----- The data

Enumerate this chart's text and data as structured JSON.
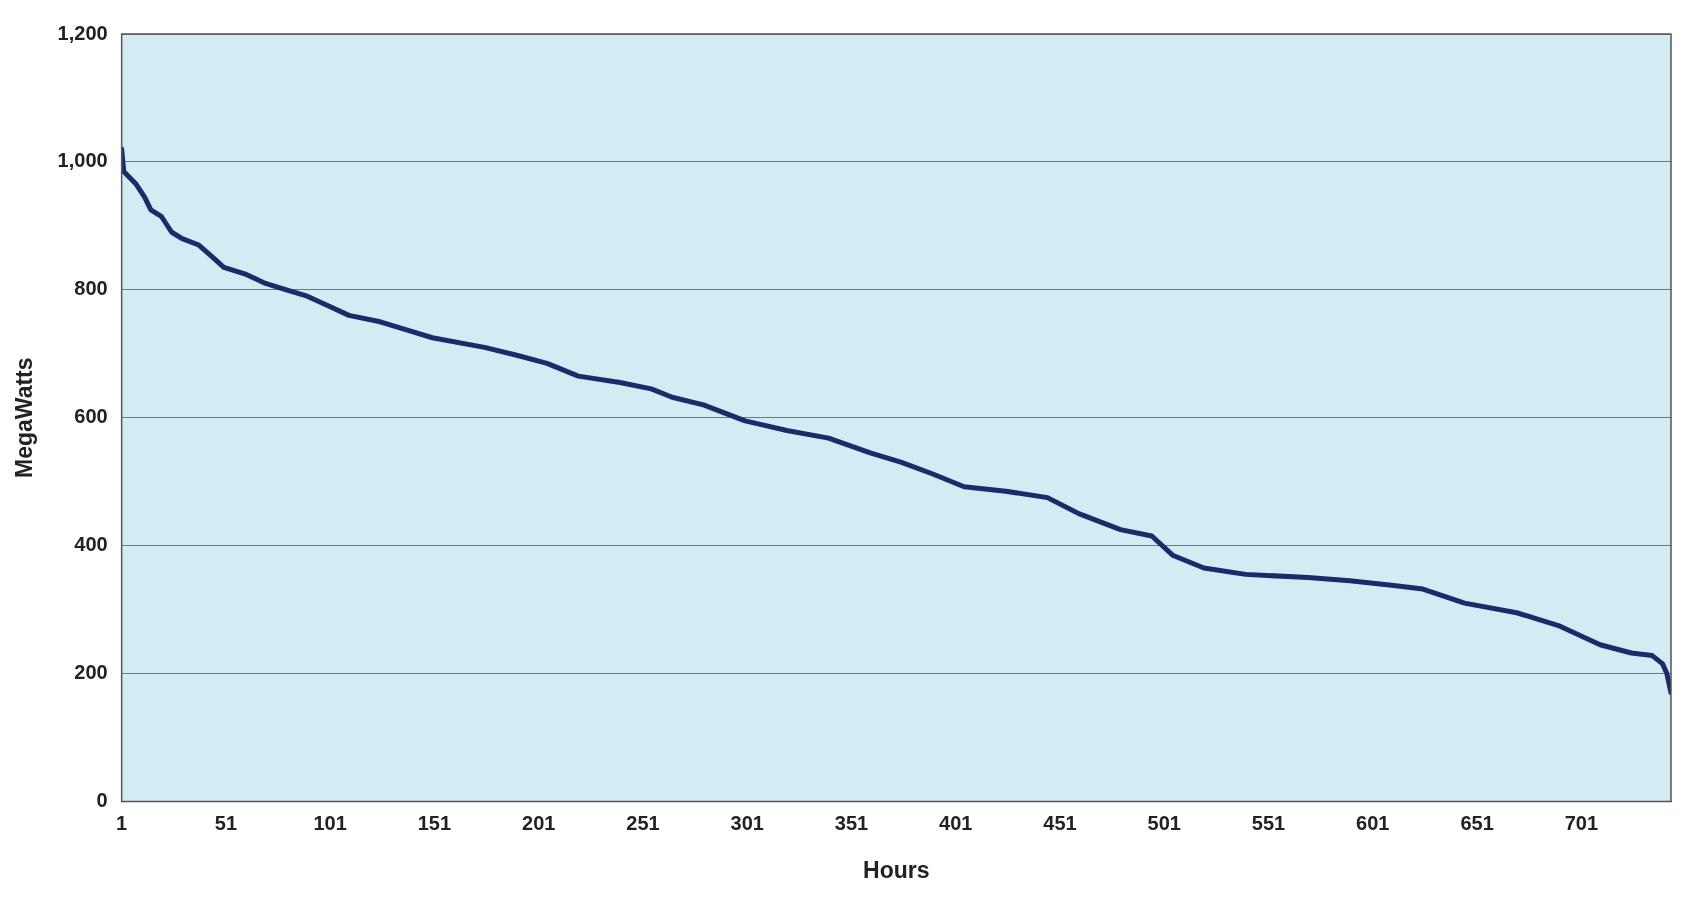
{
  "chart_data": {
    "type": "line",
    "xlabel": "Hours",
    "ylabel": "MegaWatts",
    "x": [
      1,
      2,
      8,
      12,
      15,
      20,
      25,
      30,
      38,
      45,
      50,
      60,
      70,
      80,
      90,
      100,
      110,
      125,
      140,
      150,
      175,
      190,
      205,
      220,
      240,
      255,
      265,
      280,
      300,
      320,
      340,
      360,
      375,
      390,
      405,
      425,
      445,
      460,
      480,
      495,
      505,
      520,
      540,
      570,
      590,
      610,
      625,
      645,
      670,
      690,
      710,
      725,
      735,
      740,
      742,
      744
    ],
    "series": [
      {
        "color": "#1b2a6b",
        "values": [
          1020,
          985,
          965,
          945,
          925,
          915,
          890,
          880,
          870,
          850,
          835,
          825,
          810,
          800,
          790,
          775,
          760,
          750,
          735,
          725,
          710,
          698,
          685,
          665,
          655,
          645,
          632,
          620,
          595,
          580,
          568,
          545,
          530,
          512,
          492,
          485,
          475,
          450,
          425,
          415,
          385,
          365,
          355,
          350,
          345,
          338,
          332,
          310,
          295,
          275,
          245,
          232,
          228,
          215,
          200,
          170
        ]
      }
    ],
    "xlim": [
      1,
      744
    ],
    "xticks": [
      1,
      51,
      101,
      151,
      201,
      251,
      301,
      351,
      401,
      451,
      501,
      551,
      601,
      651,
      701
    ],
    "ylim": [
      0,
      1200
    ],
    "yticks": [
      0,
      200,
      400,
      600,
      800,
      {
        "value": 1000,
        "label": "1,000"
      },
      {
        "value": 1200,
        "label": "1,200"
      }
    ],
    "grid": "y",
    "legend": false,
    "marker": "none",
    "line_style": "solid"
  }
}
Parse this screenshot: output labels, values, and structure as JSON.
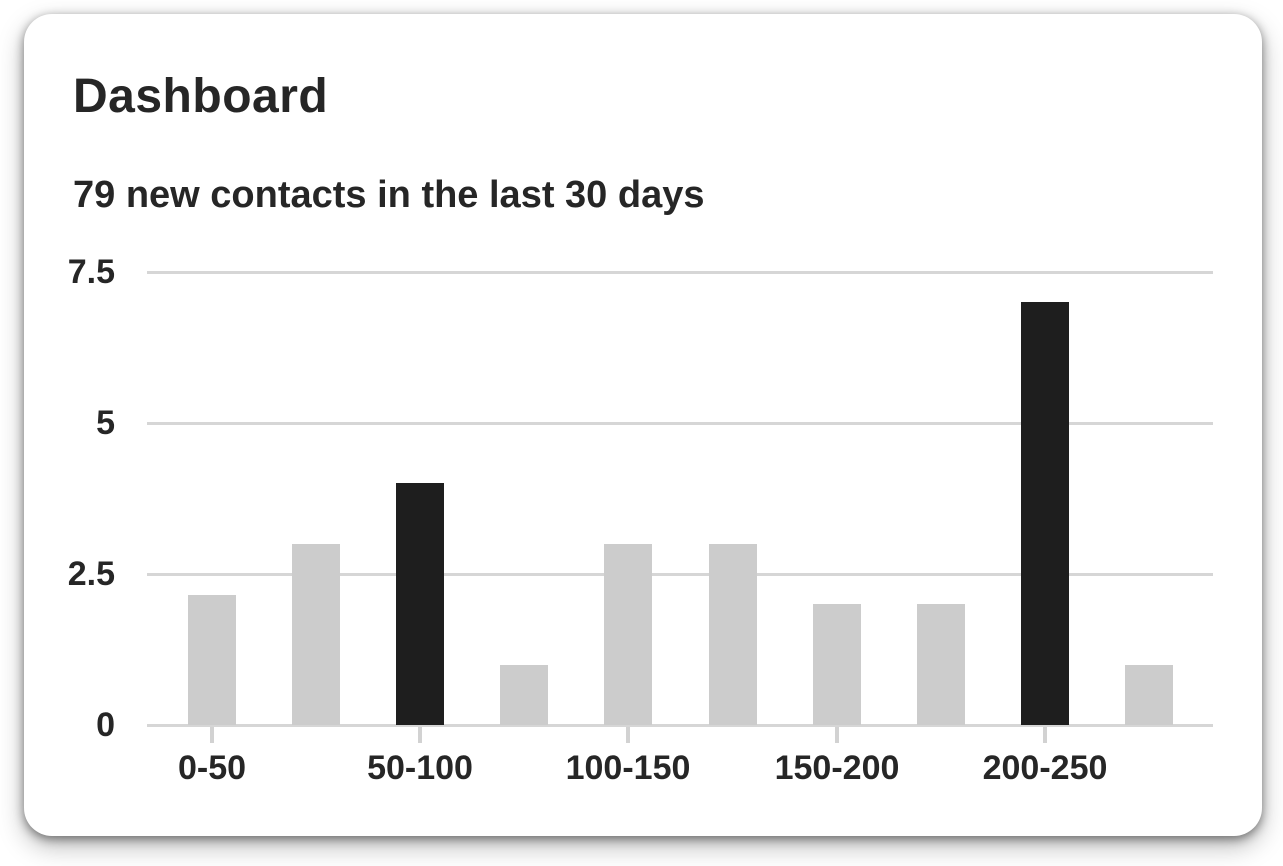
{
  "header": {
    "title": "Dashboard",
    "subtitle": "79 new contacts in the last 30 days"
  },
  "colors": {
    "card_background": "#ffffff",
    "text": "#262626",
    "bar_default": "#cccccc",
    "bar_highlight": "#1e1e1e",
    "gridline": "#d6d6d6",
    "axis_tick": "#d2d2d2"
  },
  "chart_data": {
    "type": "bar",
    "title": "79 new contacts in the last 30 days",
    "values": [
      2.15,
      3,
      4,
      1,
      3,
      3,
      2,
      2,
      7,
      1
    ],
    "bar_count": 10,
    "highlighted_bar_indices": [
      2,
      8
    ],
    "x_tick_labels": [
      "0-50",
      "50-100",
      "100-150",
      "150-200",
      "200-250"
    ],
    "x_tick_bar_indices": [
      0,
      2,
      4,
      6,
      8
    ],
    "y_ticks": [
      0,
      2.5,
      5,
      7.5
    ],
    "y_tick_labels": [
      "0",
      "2.5",
      "5",
      "7.5"
    ],
    "ylim": [
      0,
      7.5
    ],
    "xlabel": "",
    "ylabel": "",
    "grid": "horizontal",
    "legend": "none"
  }
}
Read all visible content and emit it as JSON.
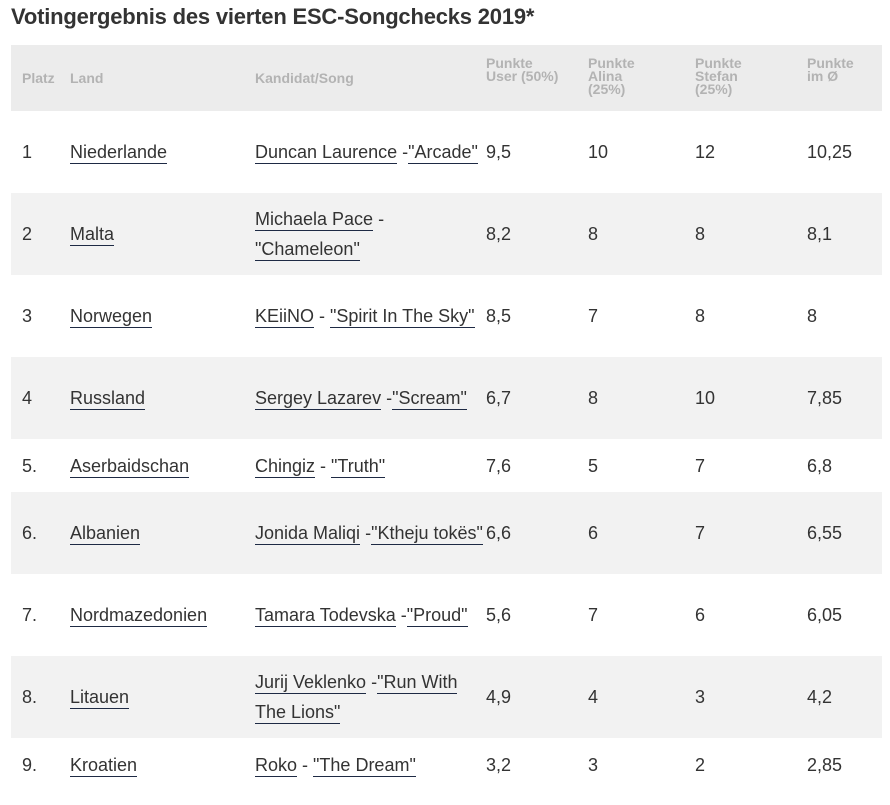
{
  "title": "Votingergebnis des vierten ESC-Songchecks 2019*",
  "headers": {
    "platz": "Platz",
    "land": "Land",
    "song": "Kandidat/Song",
    "user": [
      "Punkte",
      "User (50%)"
    ],
    "alina": [
      "Punkte",
      "Alina",
      "(25%)"
    ],
    "stefan": [
      "Punkte",
      "Stefan",
      "(25%)"
    ],
    "avg": [
      "Punkte",
      "im Ø"
    ]
  },
  "rows": [
    {
      "platz": "1",
      "land": "Niederlande",
      "artist": "Duncan Laurence",
      "sep": " -",
      "song": "\"Arcade\"",
      "user": "9,5",
      "alina": "10",
      "stefan": "12",
      "avg": "10,25"
    },
    {
      "platz": "2",
      "land": "Malta",
      "artist": "Michaela Pace",
      "sep": " -",
      "song": "\"Chameleon\"",
      "user": "8,2",
      "alina": "8",
      "stefan": "8",
      "avg": "8,1"
    },
    {
      "platz": "3",
      "land": "Norwegen",
      "artist": "KEiiNO",
      "sep": " - ",
      "song": "\"Spirit In The Sky\"",
      "user": "8,5",
      "alina": "7",
      "stefan": "8",
      "avg": "8"
    },
    {
      "platz": "4",
      "land": "Russland",
      "artist": "Sergey Lazarev",
      "sep": " -",
      "song": "\"Scream\"",
      "user": "6,7",
      "alina": "8",
      "stefan": "10",
      "avg": "7,85"
    },
    {
      "platz": "5.",
      "land": "Aserbaidschan",
      "artist": "Chingiz",
      "sep": " - ",
      "song": "\"Truth\"",
      "user": "7,6",
      "alina": "5",
      "stefan": "7",
      "avg": "6,8"
    },
    {
      "platz": "6.",
      "land": "Albanien",
      "artist": "Jonida Maliqi",
      "sep": " -",
      "song": "\"Ktheju tokës\"",
      "user": "6,6",
      "alina": "6",
      "stefan": "7",
      "avg": "6,55"
    },
    {
      "platz": "7.",
      "land": "Nordmazedonien",
      "artist": "Tamara Todevska",
      "sep": " -",
      "song": "\"Proud\"",
      "user": "5,6",
      "alina": "7",
      "stefan": "6",
      "avg": "6,05"
    },
    {
      "platz": "8.",
      "land": "Litauen",
      "artist": "Jurij Veklenko",
      "sep": " -",
      "song": "\"Run With The Lions\"",
      "user": "4,9",
      "alina": "4",
      "stefan": "3",
      "avg": "4,2"
    },
    {
      "platz": "9.",
      "land": "Kroatien",
      "artist": "Roko",
      "sep": " - ",
      "song": "\"The Dream\"",
      "user": "3,2",
      "alina": "3",
      "stefan": "2",
      "avg": "2,85"
    }
  ]
}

----------

**Exercise prompt:** All entries are to be retyped exactly. Omit any embedded images.

**In response:**
Enumerate this chart's text and data as structured JSON.
{
  "chart_data": {
    "type": "line",
    "xlabel": "Hours",
    "ylabel": "MegaWatts",
    "x": [
      1,
      2,
      8,
      12,
      15,
      20,
      25,
      30,
      38,
      45,
      50,
      60,
      70,
      80,
      90,
      100,
      110,
      125,
      140,
      150,
      175,
      190,
      205,
      220,
      240,
      255,
      265,
      280,
      300,
      320,
      340,
      360,
      375,
      390,
      405,
      425,
      445,
      460,
      480,
      495,
      505,
      520,
      540,
      570,
      590,
      610,
      625,
      645,
      670,
      690,
      710,
      725,
      735,
      740,
      742,
      744
    ],
    "series": [
      {
        "color": "#1b2a6b",
        "values": [
          1020,
          985,
          965,
          945,
          925,
          915,
          890,
          880,
          870,
          850,
          835,
          825,
          810,
          800,
          790,
          775,
          760,
          750,
          735,
          725,
          710,
          698,
          685,
          665,
          655,
          645,
          632,
          620,
          595,
          580,
          568,
          545,
          530,
          512,
          492,
          485,
          475,
          450,
          425,
          415,
          385,
          365,
          355,
          350,
          345,
          338,
          332,
          310,
          295,
          275,
          245,
          232,
          228,
          215,
          200,
          170
        ]
      }
    ],
    "xlim": [
      1,
      744
    ],
    "xticks": [
      1,
      51,
      101,
      151,
      201,
      251,
      301,
      351,
      401,
      451,
      501,
      551,
      601,
      651,
      701
    ],
    "ylim": [
      0,
      1200
    ],
    "yticks": [
      0,
      200,
      400,
      600,
      800,
      {
        "value": 1000,
        "label": "1,000"
      },
      {
        "value": 1200,
        "label": "1,200"
      }
    ],
    "grid": "y",
    "legend": false,
    "marker": "none",
    "line_style": "solid"
  }
}
Parse this screenshot: output labels, values, and structure as JSON.
{
  "header": {
    "title": "Dashboard",
    "subtitle": "79 new contacts in the last 30 days"
  },
  "colors": {
    "card_background": "#ffffff",
    "text": "#262626",
    "bar_default": "#cccccc",
    "bar_highlight": "#1e1e1e",
    "gridline": "#d6d6d6",
    "axis_tick": "#d2d2d2"
  },
  "chart_data": {
    "type": "bar",
    "title": "79 new contacts in the last 30 days",
    "values": [
      2.15,
      3,
      4,
      1,
      3,
      3,
      2,
      2,
      7,
      1
    ],
    "bar_count": 10,
    "highlighted_bar_indices": [
      2,
      8
    ],
    "x_tick_labels": [
      "0-50",
      "50-100",
      "100-150",
      "150-200",
      "200-250"
    ],
    "x_tick_bar_indices": [
      0,
      2,
      4,
      6,
      8
    ],
    "y_ticks": [
      0,
      2.5,
      5,
      7.5
    ],
    "y_tick_labels": [
      "0",
      "2.5",
      "5",
      "7.5"
    ],
    "ylim": [
      0,
      7.5
    ],
    "xlabel": "",
    "ylabel": "",
    "grid": "horizontal",
    "legend": "none"
  }
}
Read all visible content and emit it as JSON.
{
  "title": "Votingergebnis des vierten ESC-Songchecks 2019*",
  "headers": {
    "platz": "Platz",
    "land": "Land",
    "song": "Kandidat/Song",
    "user": [
      "Punkte",
      "User (50%)"
    ],
    "alina": [
      "Punkte",
      "Alina",
      "(25%)"
    ],
    "stefan": [
      "Punkte",
      "Stefan",
      "(25%)"
    ],
    "avg": [
      "Punkte",
      "im Ø"
    ]
  },
  "rows": [
    {
      "platz": "1",
      "land": "Niederlande",
      "artist": "Duncan Laurence",
      "sep": " -",
      "song": "\"Arcade\"",
      "user": "9,5",
      "alina": "10",
      "stefan": "12",
      "avg": "10,25"
    },
    {
      "platz": "2",
      "land": "Malta",
      "artist": "Michaela Pace",
      "sep": " -",
      "song": "\"Chameleon\"",
      "user": "8,2",
      "alina": "8",
      "stefan": "8",
      "avg": "8,1"
    },
    {
      "platz": "3",
      "land": "Norwegen",
      "artist": "KEiiNO",
      "sep": " - ",
      "song": "\"Spirit In The Sky\"",
      "user": "8,5",
      "alina": "7",
      "stefan": "8",
      "avg": "8"
    },
    {
      "platz": "4",
      "land": "Russland",
      "artist": "Sergey Lazarev",
      "sep": " -",
      "song": "\"Scream\"",
      "user": "6,7",
      "alina": "8",
      "stefan": "10",
      "avg": "7,85"
    },
    {
      "platz": "5.",
      "land": "Aserbaidschan",
      "artist": "Chingiz",
      "sep": " - ",
      "song": "\"Truth\"",
      "user": "7,6",
      "alina": "5",
      "stefan": "7",
      "avg": "6,8"
    },
    {
      "platz": "6.",
      "land": "Albanien",
      "artist": "Jonida Maliqi",
      "sep": " -",
      "song": "\"Ktheju tokës\"",
      "user": "6,6",
      "alina": "6",
      "stefan": "7",
      "avg": "6,55"
    },
    {
      "platz": "7.",
      "land": "Nordmazedonien",
      "artist": "Tamara Todevska",
      "sep": " -",
      "song": "\"Proud\"",
      "user": "5,6",
      "alina": "7",
      "stefan": "6",
      "avg": "6,05"
    },
    {
      "platz": "8.",
      "land": "Litauen",
      "artist": "Jurij Veklenko",
      "sep": " -",
      "song": "\"Run With The Lions\"",
      "user": "4,9",
      "alina": "4",
      "stefan": "3",
      "avg": "4,2"
    },
    {
      "platz": "9.",
      "land": "Kroatien",
      "artist": "Roko",
      "sep": " - ",
      "song": "\"The Dream\"",
      "user": "3,2",
      "alina": "3",
      "stefan": "2",
      "avg": "2,85"
    }
  ]
}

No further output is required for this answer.